LISTING -
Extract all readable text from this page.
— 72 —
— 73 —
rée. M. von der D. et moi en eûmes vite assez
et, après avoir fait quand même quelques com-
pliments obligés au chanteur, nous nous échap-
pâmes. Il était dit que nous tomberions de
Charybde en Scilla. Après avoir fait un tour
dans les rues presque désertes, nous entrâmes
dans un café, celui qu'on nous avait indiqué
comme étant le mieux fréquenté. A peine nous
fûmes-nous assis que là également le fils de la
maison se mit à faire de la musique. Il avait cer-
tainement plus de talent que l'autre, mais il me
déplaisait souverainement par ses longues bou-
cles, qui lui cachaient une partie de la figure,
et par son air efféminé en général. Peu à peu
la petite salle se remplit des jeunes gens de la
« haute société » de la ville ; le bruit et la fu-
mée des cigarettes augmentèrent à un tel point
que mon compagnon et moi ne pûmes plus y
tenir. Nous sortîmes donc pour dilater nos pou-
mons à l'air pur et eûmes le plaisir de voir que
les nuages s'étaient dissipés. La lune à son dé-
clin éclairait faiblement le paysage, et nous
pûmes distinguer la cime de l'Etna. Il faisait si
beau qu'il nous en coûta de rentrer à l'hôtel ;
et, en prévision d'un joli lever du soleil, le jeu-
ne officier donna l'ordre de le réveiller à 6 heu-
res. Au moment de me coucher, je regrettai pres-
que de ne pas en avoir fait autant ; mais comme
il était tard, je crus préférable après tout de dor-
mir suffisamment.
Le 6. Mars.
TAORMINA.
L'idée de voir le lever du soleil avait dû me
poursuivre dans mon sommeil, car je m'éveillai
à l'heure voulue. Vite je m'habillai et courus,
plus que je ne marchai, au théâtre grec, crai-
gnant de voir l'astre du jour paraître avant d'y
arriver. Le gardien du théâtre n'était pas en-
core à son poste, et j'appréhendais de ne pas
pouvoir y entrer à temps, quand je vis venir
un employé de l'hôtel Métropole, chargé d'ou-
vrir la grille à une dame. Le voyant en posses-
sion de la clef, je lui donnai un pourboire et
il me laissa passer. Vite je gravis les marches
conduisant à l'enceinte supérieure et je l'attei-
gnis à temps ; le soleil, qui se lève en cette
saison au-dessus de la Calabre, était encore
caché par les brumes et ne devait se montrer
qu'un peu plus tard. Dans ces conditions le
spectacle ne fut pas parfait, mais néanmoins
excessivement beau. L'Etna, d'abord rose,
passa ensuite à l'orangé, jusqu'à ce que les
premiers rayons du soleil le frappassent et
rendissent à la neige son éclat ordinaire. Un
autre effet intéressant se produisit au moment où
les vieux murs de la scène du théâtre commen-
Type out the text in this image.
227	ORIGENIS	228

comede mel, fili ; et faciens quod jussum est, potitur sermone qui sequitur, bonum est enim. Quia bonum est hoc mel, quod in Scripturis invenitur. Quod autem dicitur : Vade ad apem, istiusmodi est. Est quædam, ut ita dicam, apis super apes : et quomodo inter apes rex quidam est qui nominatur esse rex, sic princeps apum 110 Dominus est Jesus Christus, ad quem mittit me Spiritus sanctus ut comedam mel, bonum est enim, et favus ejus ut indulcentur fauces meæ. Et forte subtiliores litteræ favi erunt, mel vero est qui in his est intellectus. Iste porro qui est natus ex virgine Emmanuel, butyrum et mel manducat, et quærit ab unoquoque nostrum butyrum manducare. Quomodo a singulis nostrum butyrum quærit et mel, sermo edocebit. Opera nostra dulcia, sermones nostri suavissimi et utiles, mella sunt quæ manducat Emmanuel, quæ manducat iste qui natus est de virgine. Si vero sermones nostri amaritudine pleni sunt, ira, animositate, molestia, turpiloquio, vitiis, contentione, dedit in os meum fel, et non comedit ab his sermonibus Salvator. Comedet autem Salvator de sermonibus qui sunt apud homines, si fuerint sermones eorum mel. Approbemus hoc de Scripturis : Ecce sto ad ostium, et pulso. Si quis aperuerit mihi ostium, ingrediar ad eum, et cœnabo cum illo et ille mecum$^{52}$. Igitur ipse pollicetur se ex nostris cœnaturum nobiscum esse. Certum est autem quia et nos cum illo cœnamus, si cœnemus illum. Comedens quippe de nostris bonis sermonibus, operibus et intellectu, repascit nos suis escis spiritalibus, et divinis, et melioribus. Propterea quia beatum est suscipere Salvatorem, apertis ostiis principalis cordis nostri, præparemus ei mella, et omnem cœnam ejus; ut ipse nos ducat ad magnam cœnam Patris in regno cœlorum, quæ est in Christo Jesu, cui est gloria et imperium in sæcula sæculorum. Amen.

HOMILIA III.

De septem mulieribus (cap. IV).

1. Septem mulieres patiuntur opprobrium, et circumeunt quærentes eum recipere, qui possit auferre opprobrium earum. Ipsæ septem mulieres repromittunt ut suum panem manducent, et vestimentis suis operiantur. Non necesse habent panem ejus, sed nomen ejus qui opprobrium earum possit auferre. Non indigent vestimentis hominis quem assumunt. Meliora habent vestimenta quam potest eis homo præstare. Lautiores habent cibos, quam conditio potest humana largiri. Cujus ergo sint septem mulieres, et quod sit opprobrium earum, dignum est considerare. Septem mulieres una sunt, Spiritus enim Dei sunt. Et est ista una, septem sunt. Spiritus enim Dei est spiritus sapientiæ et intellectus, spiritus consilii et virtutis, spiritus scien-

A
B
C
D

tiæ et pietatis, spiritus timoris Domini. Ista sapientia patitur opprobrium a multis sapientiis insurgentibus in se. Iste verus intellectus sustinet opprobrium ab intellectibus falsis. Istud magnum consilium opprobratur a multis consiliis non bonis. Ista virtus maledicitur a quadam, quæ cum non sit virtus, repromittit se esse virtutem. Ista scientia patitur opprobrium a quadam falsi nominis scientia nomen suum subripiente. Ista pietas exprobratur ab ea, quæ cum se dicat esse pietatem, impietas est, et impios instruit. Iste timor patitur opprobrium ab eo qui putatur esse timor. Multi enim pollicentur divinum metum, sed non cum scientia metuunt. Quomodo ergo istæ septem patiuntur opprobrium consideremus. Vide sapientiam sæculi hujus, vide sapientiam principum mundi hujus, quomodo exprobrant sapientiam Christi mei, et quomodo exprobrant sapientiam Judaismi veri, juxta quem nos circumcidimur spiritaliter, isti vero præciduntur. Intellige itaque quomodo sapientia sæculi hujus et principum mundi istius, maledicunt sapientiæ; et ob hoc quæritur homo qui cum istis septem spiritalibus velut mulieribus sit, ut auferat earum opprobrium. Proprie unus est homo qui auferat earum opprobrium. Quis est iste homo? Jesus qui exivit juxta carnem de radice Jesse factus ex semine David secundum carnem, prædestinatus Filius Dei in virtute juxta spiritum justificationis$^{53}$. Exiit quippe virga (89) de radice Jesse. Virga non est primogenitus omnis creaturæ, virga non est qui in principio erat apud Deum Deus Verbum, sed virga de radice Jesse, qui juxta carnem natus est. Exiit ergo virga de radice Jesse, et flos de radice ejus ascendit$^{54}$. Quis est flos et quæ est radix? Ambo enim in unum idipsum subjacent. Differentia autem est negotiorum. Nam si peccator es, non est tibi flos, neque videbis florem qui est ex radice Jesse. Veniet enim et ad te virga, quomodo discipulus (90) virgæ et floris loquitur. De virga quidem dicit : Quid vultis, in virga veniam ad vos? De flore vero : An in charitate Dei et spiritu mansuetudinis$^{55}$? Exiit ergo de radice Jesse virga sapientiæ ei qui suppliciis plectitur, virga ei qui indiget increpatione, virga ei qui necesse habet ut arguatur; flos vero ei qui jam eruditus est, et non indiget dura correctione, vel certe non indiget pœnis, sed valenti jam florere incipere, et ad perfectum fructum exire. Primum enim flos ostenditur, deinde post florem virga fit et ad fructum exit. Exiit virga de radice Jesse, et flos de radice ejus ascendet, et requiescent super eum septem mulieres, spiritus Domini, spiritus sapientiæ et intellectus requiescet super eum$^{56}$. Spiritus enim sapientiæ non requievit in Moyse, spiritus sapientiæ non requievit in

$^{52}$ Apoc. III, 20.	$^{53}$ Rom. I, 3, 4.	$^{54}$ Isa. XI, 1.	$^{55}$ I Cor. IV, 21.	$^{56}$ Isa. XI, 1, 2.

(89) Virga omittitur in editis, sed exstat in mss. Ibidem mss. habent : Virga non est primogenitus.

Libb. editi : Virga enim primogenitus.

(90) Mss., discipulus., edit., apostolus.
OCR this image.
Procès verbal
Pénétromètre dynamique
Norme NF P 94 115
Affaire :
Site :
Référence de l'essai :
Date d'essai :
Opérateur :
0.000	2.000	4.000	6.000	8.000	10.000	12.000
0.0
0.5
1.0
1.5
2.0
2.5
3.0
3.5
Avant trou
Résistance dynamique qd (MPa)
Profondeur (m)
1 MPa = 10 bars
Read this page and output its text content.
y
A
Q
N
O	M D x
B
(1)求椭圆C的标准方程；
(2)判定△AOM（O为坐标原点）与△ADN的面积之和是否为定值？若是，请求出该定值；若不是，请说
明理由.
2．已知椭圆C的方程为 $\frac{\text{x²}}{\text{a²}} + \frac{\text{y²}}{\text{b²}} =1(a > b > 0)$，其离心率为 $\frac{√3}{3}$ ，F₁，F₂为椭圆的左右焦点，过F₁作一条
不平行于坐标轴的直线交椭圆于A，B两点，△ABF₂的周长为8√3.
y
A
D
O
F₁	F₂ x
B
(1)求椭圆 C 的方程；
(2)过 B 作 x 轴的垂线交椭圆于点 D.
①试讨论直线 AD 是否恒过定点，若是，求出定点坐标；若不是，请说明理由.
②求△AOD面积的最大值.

TASK PROMPT -
Quote exactly and only the lines from the one holding "Read this page and output its text content." through the end of the data.

TASK RESPONSE -
Read this page and output its text content.
y
A
Q
N
O	M D x
B
(1)求椭圆C的标准方程；
(2)判定△AOM（O为坐标原点）与△ADN的面积之和是否为定值？若是，请求出该定值；若不是，请说
明理由.
2．已知椭圆C的方程为 $\frac{\text{x²}}{\text{a²}} + \frac{\text{y²}}{\text{b²}} =1(a > b > 0)$，其离心率为 $\frac{√3}{3}$ ，F₁，F₂为椭圆的左右焦点，过F₁作一条
不平行于坐标轴的直线交椭圆于A，B两点，△ABF₂的周长为8√3.
y
A
D
O
F₁	F₂ x
B
(1)求椭圆 C 的方程；
(2)过 B 作 x 轴的垂线交椭圆于点 D.
①试讨论直线 AD 是否恒过定点，若是，求出定点坐标；若不是，请说明理由.
②求△AOD面积的最大值.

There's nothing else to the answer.